■ GIVEN EXERCISE A: Summarize the abstract on wideband tunable femtosecond laser generation in two sentences.

■ SOURCE:
— BEGIN —
Generation of wideband tunable femtosecond laser based on nonlinear propagation of power-scaled mode-locked femtosecond laser pulses in photonic crystal fiber

doi:10.1088/1674-1056/abe231

Abstract We implement an experimental study for the generation of wideband tunable femtosecond laser with a home-made power-scaled mode-locked fiber oscillator as the pump source. By coupling the sub-100 fs mode-locked pulses into a nonlinear photonic crystal fiber (NL-PCF), the exited spectra have significant nonlinear broadening and cover a spectra range of hundreds of nm. In experiment, by reasonably optimizing the structure parameters of NL-PCF and regulating the power of the incident pulses, femtosecond laser with tuning range of 900-1290 nm is realized. The research approach promotes the development of femtosecond lasers with center wavelengths out of the traditional laser gain media toward the direction of simplicity and ease of implementation.
— END —
■ GIVEN EXERCISE B: In the records below, copy out the lines starting with the one that contains "slice-label: Argentina bbox=[782, 149, 834, 164]" and ending with the one that contains "slice-label: Ecuador bbox=[848, 120, 894, 135]", including both.

■ PROVIDED DATA:
— BEGIN —
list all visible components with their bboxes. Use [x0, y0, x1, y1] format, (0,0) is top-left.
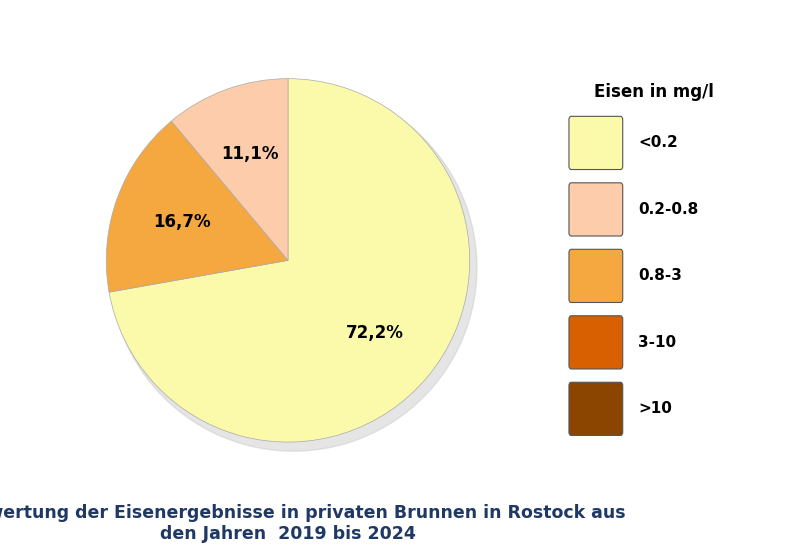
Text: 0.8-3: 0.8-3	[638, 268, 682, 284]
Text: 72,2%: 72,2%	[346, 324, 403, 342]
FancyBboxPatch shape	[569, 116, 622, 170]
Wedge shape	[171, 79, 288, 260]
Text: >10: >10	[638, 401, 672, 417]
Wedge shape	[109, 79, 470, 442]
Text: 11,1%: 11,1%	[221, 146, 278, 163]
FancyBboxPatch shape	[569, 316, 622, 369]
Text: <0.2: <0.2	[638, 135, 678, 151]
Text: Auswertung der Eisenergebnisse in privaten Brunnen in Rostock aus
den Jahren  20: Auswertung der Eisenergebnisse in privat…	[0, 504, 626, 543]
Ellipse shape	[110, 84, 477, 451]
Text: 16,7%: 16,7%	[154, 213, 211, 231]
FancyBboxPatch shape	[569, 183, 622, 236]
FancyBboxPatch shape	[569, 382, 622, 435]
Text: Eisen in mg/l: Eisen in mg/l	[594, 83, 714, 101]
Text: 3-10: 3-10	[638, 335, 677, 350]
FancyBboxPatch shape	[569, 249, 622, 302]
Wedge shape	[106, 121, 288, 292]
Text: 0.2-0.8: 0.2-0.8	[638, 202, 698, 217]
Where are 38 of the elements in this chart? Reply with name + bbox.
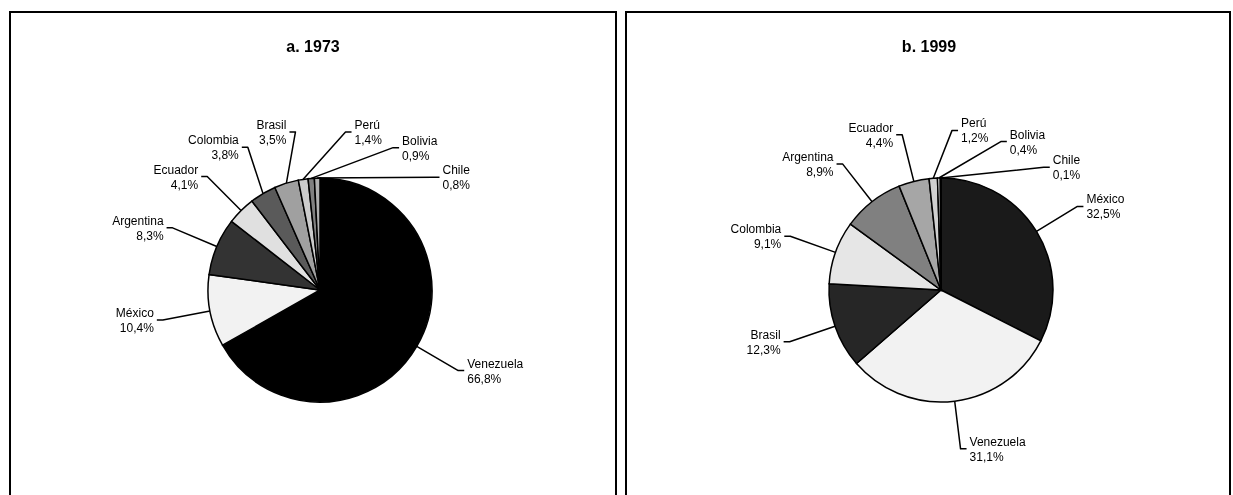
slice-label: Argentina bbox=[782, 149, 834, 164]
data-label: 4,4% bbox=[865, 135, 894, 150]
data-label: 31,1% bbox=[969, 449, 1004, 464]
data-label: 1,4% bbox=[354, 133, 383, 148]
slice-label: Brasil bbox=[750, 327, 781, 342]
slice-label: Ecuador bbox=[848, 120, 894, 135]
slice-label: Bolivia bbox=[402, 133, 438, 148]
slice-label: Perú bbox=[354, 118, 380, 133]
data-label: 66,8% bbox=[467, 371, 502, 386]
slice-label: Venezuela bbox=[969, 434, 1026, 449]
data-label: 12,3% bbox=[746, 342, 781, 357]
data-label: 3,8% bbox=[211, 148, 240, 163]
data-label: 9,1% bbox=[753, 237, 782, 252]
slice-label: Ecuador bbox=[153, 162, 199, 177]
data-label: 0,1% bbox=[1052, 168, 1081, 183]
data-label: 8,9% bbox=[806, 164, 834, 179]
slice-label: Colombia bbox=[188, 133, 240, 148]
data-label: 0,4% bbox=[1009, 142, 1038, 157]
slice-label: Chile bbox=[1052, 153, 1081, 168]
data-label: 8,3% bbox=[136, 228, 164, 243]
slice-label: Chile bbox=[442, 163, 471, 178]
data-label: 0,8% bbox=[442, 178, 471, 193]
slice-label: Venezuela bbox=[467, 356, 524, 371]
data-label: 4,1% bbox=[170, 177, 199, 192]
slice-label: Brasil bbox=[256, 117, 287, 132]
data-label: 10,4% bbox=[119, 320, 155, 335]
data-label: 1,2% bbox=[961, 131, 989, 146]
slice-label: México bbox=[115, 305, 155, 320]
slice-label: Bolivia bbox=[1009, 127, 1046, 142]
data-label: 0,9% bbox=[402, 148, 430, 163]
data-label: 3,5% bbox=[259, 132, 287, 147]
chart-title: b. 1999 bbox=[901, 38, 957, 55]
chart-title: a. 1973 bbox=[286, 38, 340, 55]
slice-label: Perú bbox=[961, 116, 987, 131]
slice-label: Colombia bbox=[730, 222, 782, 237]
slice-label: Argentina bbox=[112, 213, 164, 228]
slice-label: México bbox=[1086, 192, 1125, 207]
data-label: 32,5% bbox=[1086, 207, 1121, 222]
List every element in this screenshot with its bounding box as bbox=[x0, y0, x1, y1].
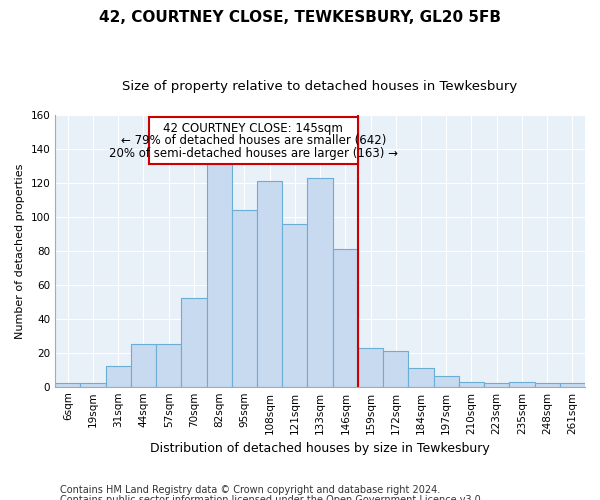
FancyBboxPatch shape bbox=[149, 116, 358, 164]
— END —
■ RESULT A: The study uses a home-made power-scaled mode-locked fiber oscillator as the pump source and couples its sub-100 fs pulses into a nonlinear photonic crystal fiber, producing significantly broadened spectra that cover a range of hundreds of nm. By optimizing the fiber's structure parameters and regulating the power of the incident pulses, the experiment realizes a femtosecond laser with a tuning range of 900-1290 nm.

■ RESULT B:
slice-label: Argentina bbox=[782, 149, 834, 164]
data-label: 4,4% bbox=[865, 135, 894, 150]
data-label: 31,1% bbox=[969, 449, 1004, 464]
data-label: 1,4% bbox=[354, 133, 383, 148]
slice-label: Brasil bbox=[750, 327, 781, 342]
slice-label: Ecuador bbox=[848, 120, 894, 135]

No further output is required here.